## GOAL:
Copy out the material below in full, but not its images.

(Source data)
::::

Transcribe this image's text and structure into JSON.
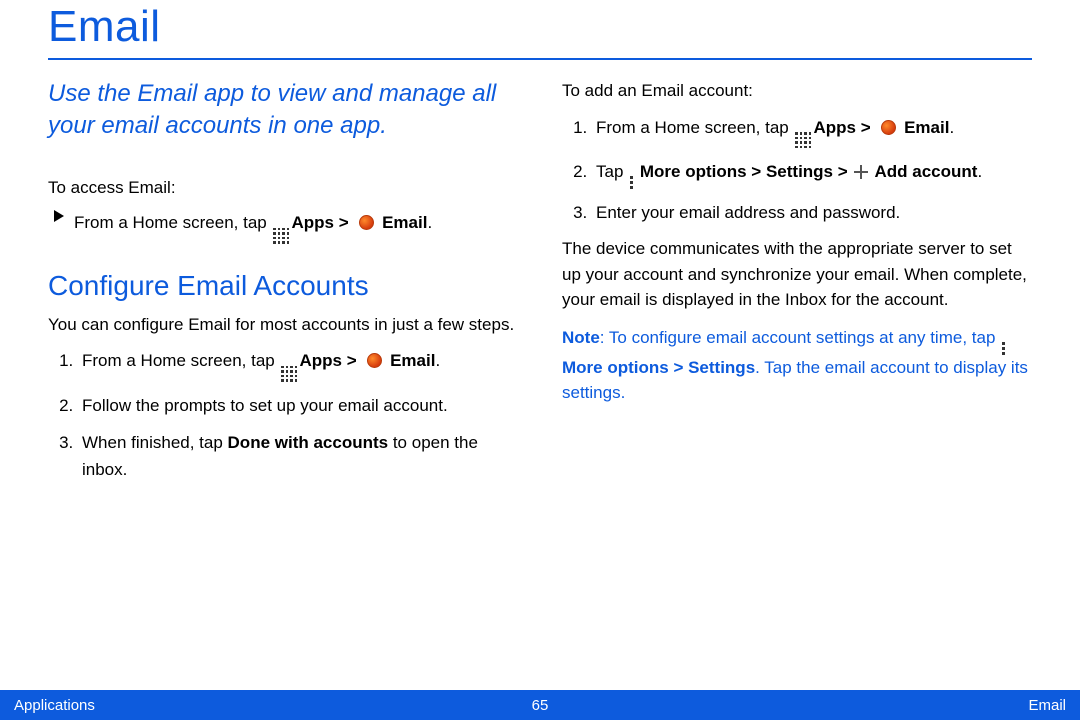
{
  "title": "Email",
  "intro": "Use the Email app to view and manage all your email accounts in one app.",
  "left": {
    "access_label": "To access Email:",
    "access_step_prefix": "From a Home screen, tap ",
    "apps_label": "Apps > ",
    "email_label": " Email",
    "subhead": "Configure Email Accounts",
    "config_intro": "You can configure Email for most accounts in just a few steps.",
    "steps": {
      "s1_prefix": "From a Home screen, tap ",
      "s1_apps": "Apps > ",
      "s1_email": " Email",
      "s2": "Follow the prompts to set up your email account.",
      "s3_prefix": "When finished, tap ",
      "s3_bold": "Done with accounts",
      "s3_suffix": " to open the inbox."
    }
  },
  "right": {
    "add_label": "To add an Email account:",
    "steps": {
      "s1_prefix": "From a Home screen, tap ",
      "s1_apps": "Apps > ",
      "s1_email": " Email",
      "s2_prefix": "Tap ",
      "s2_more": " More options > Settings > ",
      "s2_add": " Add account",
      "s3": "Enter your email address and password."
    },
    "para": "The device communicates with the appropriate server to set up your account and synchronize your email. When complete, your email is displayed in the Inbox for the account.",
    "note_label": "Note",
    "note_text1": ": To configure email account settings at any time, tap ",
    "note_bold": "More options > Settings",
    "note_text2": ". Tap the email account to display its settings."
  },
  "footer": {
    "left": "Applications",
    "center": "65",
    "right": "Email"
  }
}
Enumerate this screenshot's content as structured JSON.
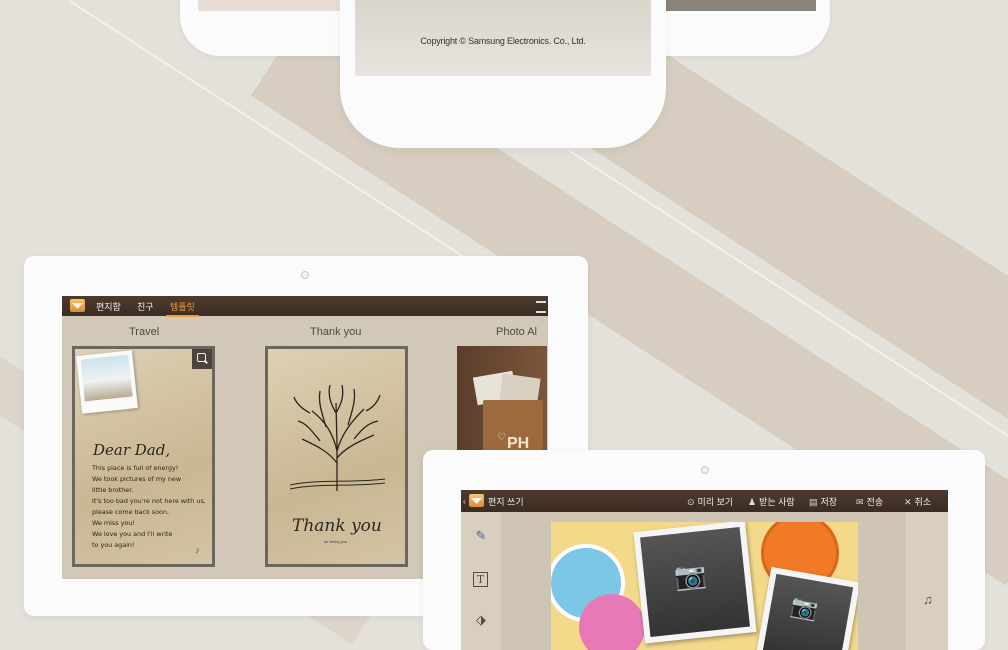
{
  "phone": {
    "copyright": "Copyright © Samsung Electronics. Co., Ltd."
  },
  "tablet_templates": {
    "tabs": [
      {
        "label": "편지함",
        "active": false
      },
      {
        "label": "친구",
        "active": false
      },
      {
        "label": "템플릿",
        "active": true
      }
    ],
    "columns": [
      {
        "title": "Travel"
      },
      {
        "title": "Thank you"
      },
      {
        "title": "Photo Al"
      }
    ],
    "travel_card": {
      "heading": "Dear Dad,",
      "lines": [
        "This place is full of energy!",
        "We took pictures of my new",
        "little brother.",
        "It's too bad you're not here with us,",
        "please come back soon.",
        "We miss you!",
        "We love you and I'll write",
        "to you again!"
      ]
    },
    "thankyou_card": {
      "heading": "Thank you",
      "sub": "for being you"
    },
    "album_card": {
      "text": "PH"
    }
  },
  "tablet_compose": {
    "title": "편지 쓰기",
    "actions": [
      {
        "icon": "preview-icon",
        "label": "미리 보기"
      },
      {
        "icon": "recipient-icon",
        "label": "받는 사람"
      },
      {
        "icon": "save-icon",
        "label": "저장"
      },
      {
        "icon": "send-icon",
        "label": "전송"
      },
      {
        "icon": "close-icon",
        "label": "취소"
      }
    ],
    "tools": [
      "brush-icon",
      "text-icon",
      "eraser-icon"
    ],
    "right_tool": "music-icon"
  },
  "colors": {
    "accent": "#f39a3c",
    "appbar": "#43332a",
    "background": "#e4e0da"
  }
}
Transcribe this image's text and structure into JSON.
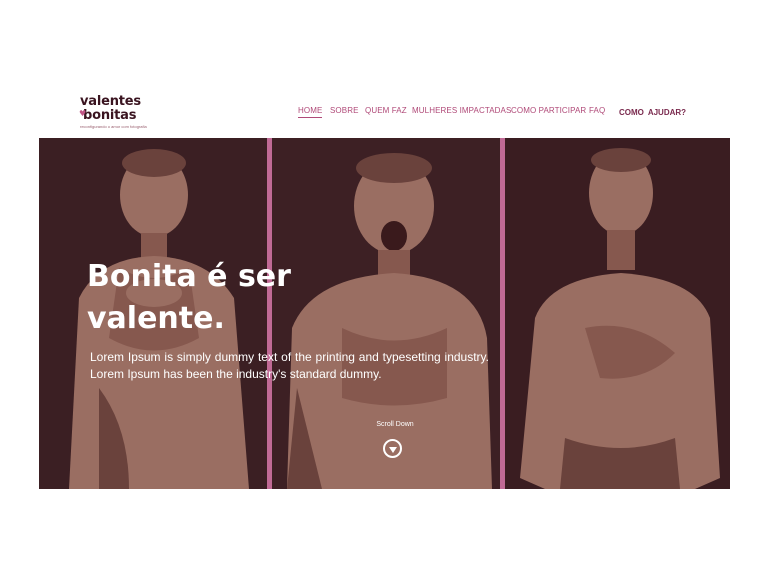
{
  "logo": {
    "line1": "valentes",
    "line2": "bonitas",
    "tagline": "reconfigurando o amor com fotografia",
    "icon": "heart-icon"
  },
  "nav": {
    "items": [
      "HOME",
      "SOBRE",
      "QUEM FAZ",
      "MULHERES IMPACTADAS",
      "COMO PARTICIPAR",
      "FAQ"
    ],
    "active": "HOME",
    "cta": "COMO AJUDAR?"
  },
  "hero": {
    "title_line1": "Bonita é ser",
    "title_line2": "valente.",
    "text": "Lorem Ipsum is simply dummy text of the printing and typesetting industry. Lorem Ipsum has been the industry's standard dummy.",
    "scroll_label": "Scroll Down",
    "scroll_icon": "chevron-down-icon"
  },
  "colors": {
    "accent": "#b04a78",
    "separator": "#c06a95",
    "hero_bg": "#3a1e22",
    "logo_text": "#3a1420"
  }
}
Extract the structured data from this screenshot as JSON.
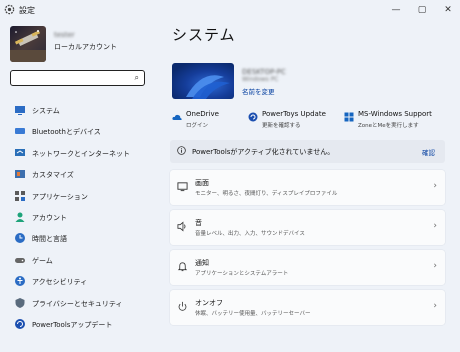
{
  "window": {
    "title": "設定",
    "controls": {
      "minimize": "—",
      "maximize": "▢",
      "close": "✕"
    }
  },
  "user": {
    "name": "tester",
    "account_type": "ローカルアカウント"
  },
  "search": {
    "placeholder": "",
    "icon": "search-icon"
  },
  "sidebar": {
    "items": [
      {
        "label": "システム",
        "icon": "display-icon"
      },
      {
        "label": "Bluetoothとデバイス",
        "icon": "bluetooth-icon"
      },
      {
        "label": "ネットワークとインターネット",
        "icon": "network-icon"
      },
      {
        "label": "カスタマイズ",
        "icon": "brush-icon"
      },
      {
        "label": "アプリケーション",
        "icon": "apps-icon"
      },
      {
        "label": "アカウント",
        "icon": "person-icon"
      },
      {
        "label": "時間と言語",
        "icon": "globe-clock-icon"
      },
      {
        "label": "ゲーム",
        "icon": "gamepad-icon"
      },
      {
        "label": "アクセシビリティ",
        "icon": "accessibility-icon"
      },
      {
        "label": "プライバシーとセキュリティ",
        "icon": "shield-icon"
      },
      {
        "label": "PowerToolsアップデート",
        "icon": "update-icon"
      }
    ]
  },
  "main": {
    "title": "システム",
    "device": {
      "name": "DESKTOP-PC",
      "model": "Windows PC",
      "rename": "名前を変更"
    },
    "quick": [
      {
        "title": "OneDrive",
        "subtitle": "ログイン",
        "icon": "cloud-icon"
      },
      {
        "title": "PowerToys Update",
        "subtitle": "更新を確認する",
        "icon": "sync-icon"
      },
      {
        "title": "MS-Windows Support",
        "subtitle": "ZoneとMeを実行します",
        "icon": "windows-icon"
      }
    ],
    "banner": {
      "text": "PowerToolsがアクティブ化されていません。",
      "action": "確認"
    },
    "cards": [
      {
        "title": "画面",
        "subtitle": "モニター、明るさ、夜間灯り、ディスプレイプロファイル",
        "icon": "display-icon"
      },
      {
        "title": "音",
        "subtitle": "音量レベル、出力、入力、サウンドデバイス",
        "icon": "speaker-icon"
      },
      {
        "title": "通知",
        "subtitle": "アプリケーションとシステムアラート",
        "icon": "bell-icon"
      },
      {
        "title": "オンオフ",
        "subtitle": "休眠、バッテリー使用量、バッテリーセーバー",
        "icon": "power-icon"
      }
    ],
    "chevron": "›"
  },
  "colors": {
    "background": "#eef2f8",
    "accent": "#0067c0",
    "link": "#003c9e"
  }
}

::::

## PROBLEM SOLUTION:
Transcribe this image's text and structure into JSON.
{
  "title": "Email",
  "intro": "Use the Email app to view and manage all your email accounts in one app.",
  "left": {
    "access_label": "To access Email:",
    "access_step_prefix": "From a Home screen, tap ",
    "apps_label": "Apps > ",
    "email_label": " Email",
    "subhead": "Configure Email Accounts",
    "config_intro": "You can configure Email for most accounts in just a few steps.",
    "steps": {
      "s1_prefix": "From a Home screen, tap ",
      "s1_apps": "Apps > ",
      "s1_email": " Email",
      "s2": "Follow the prompts to set up your email account.",
      "s3_prefix": "When finished, tap ",
      "s3_bold": "Done with accounts",
      "s3_suffix": " to open the inbox."
    }
  },
  "right": {
    "add_label": "To add an Email account:",
    "steps": {
      "s1_prefix": "From a Home screen, tap ",
      "s1_apps": "Apps > ",
      "s1_email": " Email",
      "s2_prefix": "Tap ",
      "s2_more": " More options > Settings > ",
      "s2_add": " Add account",
      "s3": "Enter your email address and password."
    },
    "para": "The device communicates with the appropriate server to set up your account and synchronize your email. When complete, your email is displayed in the Inbox for the account.",
    "note_label": "Note",
    "note_text1": ": To configure email account settings at any time, tap ",
    "note_bold": "More options > Settings",
    "note_text2": ". Tap the email account to display its settings."
  },
  "footer": {
    "left": "Applications",
    "center": "65",
    "right": "Email"
  }
}
Enumerate this screenshot's content as structured JSON.
{
  "phone": {
    "copyright": "Copyright © Samsung Electronics. Co., Ltd."
  },
  "tablet_templates": {
    "tabs": [
      {
        "label": "편지함",
        "active": false
      },
      {
        "label": "친구",
        "active": false
      },
      {
        "label": "템플릿",
        "active": true
      }
    ],
    "columns": [
      {
        "title": "Travel"
      },
      {
        "title": "Thank you"
      },
      {
        "title": "Photo Al"
      }
    ],
    "travel_card": {
      "heading": "Dear Dad,",
      "lines": [
        "This place is full of energy!",
        "We took pictures of my new",
        "little brother.",
        "It's too bad you're not here with us,",
        "please come back soon.",
        "We miss you!",
        "We love you and I'll write",
        "to you again!"
      ]
    },
    "thankyou_card": {
      "heading": "Thank you",
      "sub": "for being you"
    },
    "album_card": {
      "text": "PH"
    }
  },
  "tablet_compose": {
    "title": "편지 쓰기",
    "actions": [
      {
        "icon": "preview-icon",
        "label": "미리 보기"
      },
      {
        "icon": "recipient-icon",
        "label": "받는 사람"
      },
      {
        "icon": "save-icon",
        "label": "저장"
      },
      {
        "icon": "send-icon",
        "label": "전송"
      },
      {
        "icon": "close-icon",
        "label": "취소"
      }
    ],
    "tools": [
      "brush-icon",
      "text-icon",
      "eraser-icon"
    ],
    "right_tool": "music-icon"
  },
  "colors": {
    "accent": "#f39a3c",
    "appbar": "#43332a",
    "background": "#e4e0da"
  }
}
Transcribe this image's text and structure into JSON.
{
  "logo": {
    "line1": "valentes",
    "line2": "bonitas",
    "tagline": "reconfigurando o amor com fotografia",
    "icon": "heart-icon"
  },
  "nav": {
    "items": [
      "HOME",
      "SOBRE",
      "QUEM FAZ",
      "MULHERES IMPACTADAS",
      "COMO PARTICIPAR",
      "FAQ"
    ],
    "active": "HOME",
    "cta": "COMO AJUDAR?"
  },
  "hero": {
    "title_line1": "Bonita é ser",
    "title_line2": "valente.",
    "text": "Lorem Ipsum is simply dummy text of the printing and typesetting industry. Lorem Ipsum has been the industry's standard dummy.",
    "scroll_label": "Scroll Down",
    "scroll_icon": "chevron-down-icon"
  },
  "colors": {
    "accent": "#b04a78",
    "separator": "#c06a95",
    "hero_bg": "#3a1e22",
    "logo_text": "#3a1420"
  }
}
Extract the structured data from this screenshot as JSON.
{
  "window": {
    "title": "設定",
    "controls": {
      "minimize": "—",
      "maximize": "▢",
      "close": "✕"
    }
  },
  "user": {
    "name": "tester",
    "account_type": "ローカルアカウント"
  },
  "search": {
    "placeholder": "",
    "icon": "search-icon"
  },
  "sidebar": {
    "items": [
      {
        "label": "システム",
        "icon": "display-icon"
      },
      {
        "label": "Bluetoothとデバイス",
        "icon": "bluetooth-icon"
      },
      {
        "label": "ネットワークとインターネット",
        "icon": "network-icon"
      },
      {
        "label": "カスタマイズ",
        "icon": "brush-icon"
      },
      {
        "label": "アプリケーション",
        "icon": "apps-icon"
      },
      {
        "label": "アカウント",
        "icon": "person-icon"
      },
      {
        "label": "時間と言語",
        "icon": "globe-clock-icon"
      },
      {
        "label": "ゲーム",
        "icon": "gamepad-icon"
      },
      {
        "label": "アクセシビリティ",
        "icon": "accessibility-icon"
      },
      {
        "label": "プライバシーとセキュリティ",
        "icon": "shield-icon"
      },
      {
        "label": "PowerToolsアップデート",
        "icon": "update-icon"
      }
    ]
  },
  "main": {
    "title": "システム",
    "device": {
      "name": "DESKTOP-PC",
      "model": "Windows PC",
      "rename": "名前を変更"
    },
    "quick": [
      {
        "title": "OneDrive",
        "subtitle": "ログイン",
        "icon": "cloud-icon"
      },
      {
        "title": "PowerToys Update",
        "subtitle": "更新を確認する",
        "icon": "sync-icon"
      },
      {
        "title": "MS-Windows Support",
        "subtitle": "ZoneとMeを実行します",
        "icon": "windows-icon"
      }
    ],
    "banner": {
      "text": "PowerToolsがアクティブ化されていません。",
      "action": "確認"
    },
    "cards": [
      {
        "title": "画面",
        "subtitle": "モニター、明るさ、夜間灯り、ディスプレイプロファイル",
        "icon": "display-icon"
      },
      {
        "title": "音",
        "subtitle": "音量レベル、出力、入力、サウンドデバイス",
        "icon": "speaker-icon"
      },
      {
        "title": "通知",
        "subtitle": "アプリケーションとシステムアラート",
        "icon": "bell-icon"
      },
      {
        "title": "オンオフ",
        "subtitle": "休眠、バッテリー使用量、バッテリーセーバー",
        "icon": "power-icon"
      }
    ],
    "chevron": "›"
  },
  "colors": {
    "background": "#eef2f8",
    "accent": "#0067c0",
    "link": "#003c9e"
  }
}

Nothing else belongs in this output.